Your answer should be only a number: how many lines include the word "famine".
--- start of Provided material ---
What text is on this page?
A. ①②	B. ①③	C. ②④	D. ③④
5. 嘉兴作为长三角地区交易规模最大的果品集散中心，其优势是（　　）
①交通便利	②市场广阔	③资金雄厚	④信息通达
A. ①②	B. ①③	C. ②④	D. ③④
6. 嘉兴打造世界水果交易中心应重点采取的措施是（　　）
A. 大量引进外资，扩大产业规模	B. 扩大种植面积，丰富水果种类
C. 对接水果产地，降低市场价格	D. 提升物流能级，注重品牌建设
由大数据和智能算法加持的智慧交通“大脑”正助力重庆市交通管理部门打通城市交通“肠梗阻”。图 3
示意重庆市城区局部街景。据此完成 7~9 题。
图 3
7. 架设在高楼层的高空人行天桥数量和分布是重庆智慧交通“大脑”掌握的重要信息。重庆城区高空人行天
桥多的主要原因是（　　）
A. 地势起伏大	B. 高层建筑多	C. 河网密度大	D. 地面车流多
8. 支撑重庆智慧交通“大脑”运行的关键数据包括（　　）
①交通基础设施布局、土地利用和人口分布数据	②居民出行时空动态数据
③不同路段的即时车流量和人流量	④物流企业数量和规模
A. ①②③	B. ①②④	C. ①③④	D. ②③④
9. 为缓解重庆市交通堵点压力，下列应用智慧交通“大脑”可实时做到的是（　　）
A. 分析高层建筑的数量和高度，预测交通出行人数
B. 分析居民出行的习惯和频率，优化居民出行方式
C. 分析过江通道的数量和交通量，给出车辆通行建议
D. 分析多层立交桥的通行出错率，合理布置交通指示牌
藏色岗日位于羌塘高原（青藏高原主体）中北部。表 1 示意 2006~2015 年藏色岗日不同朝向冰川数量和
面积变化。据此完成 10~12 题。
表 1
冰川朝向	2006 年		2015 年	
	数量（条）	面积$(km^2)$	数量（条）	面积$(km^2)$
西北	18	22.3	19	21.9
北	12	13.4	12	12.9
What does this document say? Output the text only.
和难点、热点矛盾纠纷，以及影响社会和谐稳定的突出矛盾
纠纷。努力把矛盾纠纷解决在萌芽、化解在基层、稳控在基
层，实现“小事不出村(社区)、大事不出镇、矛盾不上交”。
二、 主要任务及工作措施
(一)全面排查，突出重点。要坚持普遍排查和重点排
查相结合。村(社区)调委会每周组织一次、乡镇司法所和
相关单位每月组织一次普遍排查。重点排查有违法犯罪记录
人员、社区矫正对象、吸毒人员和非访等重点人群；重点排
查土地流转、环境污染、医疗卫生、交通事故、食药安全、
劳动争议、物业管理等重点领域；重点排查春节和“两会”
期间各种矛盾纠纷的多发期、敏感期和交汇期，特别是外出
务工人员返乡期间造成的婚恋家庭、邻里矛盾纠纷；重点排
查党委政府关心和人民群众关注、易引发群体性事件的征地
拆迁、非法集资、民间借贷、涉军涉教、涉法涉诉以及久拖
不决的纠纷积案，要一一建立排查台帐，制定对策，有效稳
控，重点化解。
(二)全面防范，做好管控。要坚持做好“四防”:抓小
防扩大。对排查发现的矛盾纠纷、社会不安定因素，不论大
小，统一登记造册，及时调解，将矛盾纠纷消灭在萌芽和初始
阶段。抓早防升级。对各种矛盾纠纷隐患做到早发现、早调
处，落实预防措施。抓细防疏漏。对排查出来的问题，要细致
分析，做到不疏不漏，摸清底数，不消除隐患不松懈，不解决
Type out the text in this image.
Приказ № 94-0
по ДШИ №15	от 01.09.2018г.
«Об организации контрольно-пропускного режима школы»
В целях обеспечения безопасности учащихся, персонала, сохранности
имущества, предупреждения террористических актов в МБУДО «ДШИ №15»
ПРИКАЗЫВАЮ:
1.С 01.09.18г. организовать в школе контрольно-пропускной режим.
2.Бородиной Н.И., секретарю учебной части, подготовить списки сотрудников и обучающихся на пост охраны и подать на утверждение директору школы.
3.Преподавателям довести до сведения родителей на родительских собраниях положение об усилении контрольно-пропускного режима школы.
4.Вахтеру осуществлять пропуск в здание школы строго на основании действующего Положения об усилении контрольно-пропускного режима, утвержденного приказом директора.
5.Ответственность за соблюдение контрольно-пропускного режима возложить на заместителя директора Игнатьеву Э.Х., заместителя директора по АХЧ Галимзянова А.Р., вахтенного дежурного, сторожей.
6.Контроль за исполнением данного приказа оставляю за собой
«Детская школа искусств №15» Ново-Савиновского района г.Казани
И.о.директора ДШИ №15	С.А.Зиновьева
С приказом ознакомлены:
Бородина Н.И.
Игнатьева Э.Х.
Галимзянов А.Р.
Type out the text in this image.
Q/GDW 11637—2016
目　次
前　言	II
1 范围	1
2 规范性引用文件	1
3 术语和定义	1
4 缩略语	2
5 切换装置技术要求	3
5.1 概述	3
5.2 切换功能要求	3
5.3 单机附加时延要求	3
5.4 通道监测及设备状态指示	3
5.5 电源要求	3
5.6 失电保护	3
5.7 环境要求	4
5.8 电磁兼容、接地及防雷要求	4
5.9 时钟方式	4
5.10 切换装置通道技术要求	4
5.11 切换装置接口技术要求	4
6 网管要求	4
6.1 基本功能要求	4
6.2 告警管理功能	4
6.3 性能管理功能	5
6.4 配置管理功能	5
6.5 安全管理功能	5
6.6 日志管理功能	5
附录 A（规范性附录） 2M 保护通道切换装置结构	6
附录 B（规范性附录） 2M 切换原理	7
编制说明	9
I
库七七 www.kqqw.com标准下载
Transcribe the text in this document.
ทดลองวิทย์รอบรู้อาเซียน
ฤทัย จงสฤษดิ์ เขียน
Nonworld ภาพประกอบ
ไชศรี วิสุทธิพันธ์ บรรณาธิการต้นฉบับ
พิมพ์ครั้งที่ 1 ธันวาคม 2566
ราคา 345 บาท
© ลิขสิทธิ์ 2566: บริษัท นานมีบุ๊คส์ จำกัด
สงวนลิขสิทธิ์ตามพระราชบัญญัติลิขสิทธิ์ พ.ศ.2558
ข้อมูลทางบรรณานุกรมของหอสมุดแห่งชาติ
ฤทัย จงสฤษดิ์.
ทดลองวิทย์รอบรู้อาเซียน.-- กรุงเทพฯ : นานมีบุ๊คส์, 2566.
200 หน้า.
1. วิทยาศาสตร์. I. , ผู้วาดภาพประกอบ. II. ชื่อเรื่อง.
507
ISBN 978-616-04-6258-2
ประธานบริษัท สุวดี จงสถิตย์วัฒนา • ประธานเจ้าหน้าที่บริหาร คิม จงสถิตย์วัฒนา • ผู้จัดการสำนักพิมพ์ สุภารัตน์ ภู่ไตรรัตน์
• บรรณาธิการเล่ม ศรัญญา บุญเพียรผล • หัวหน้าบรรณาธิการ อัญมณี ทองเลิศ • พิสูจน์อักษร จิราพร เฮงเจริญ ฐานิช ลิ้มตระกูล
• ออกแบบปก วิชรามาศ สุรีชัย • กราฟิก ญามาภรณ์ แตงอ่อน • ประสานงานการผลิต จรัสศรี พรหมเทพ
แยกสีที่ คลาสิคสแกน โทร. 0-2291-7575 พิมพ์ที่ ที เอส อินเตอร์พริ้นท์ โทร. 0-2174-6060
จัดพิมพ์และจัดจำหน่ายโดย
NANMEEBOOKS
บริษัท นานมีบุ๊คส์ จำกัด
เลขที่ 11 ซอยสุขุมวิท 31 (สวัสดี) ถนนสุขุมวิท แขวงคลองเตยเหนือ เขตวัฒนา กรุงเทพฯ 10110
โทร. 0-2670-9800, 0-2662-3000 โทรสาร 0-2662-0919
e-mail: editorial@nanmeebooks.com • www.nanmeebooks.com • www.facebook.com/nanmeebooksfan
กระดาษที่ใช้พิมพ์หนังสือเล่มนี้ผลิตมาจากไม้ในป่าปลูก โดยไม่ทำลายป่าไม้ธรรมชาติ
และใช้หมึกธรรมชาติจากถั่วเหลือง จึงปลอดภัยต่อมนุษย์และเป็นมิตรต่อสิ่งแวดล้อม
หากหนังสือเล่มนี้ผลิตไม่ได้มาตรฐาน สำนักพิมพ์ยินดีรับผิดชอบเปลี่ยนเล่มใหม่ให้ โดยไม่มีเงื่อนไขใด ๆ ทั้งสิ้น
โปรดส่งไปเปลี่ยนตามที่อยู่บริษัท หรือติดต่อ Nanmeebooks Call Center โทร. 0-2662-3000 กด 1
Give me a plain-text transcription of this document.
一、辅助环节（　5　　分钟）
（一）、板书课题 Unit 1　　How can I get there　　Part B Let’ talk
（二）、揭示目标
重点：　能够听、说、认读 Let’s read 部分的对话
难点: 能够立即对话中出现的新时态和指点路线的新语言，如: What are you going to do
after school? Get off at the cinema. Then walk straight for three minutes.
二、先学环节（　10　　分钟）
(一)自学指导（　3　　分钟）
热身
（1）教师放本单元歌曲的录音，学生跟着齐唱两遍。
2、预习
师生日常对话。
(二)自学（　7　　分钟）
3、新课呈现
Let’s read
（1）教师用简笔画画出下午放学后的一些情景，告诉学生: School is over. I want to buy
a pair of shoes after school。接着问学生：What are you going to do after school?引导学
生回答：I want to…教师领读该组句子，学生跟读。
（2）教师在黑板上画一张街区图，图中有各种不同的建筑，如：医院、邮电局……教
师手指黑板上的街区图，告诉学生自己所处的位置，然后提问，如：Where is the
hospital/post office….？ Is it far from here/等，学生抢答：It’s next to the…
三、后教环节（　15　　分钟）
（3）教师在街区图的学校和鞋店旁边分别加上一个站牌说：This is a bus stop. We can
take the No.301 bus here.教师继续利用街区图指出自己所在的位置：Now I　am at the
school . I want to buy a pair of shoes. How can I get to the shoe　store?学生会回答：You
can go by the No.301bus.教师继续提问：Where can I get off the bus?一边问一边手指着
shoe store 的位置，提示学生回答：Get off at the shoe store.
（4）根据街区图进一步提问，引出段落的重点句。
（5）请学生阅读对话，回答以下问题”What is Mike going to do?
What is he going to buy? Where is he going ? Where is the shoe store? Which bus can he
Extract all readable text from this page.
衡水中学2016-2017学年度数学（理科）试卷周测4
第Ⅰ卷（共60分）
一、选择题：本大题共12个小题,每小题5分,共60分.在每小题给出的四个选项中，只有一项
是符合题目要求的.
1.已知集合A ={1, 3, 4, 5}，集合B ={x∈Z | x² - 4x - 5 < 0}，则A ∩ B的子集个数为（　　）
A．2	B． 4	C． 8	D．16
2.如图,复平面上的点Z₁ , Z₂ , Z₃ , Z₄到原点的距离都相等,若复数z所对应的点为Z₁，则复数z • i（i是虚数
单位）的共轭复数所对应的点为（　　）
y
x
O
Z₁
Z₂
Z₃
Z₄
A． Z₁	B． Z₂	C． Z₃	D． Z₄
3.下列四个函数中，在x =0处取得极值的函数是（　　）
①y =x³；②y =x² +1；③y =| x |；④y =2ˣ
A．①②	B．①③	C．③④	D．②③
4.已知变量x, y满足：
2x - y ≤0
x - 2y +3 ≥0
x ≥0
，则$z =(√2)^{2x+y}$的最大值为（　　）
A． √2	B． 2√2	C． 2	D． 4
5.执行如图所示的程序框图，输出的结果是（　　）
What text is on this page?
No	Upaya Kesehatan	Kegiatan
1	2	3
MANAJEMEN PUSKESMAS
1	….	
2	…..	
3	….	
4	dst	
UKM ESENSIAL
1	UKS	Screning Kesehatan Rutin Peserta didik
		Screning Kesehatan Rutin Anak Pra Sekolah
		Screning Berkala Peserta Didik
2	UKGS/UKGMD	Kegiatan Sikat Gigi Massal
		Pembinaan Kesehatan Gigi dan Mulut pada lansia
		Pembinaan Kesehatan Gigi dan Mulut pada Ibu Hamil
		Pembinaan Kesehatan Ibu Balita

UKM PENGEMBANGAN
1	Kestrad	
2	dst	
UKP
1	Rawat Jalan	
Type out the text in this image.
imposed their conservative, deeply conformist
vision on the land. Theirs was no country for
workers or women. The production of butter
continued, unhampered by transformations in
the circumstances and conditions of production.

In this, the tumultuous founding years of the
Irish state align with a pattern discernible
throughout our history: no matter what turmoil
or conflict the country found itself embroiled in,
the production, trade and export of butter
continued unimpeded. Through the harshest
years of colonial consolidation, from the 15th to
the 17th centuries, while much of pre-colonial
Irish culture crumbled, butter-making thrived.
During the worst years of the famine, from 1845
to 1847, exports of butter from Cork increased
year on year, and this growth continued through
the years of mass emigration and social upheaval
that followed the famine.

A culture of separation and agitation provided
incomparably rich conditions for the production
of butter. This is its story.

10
--- end of Provided material ---
● **Exercise answer**
2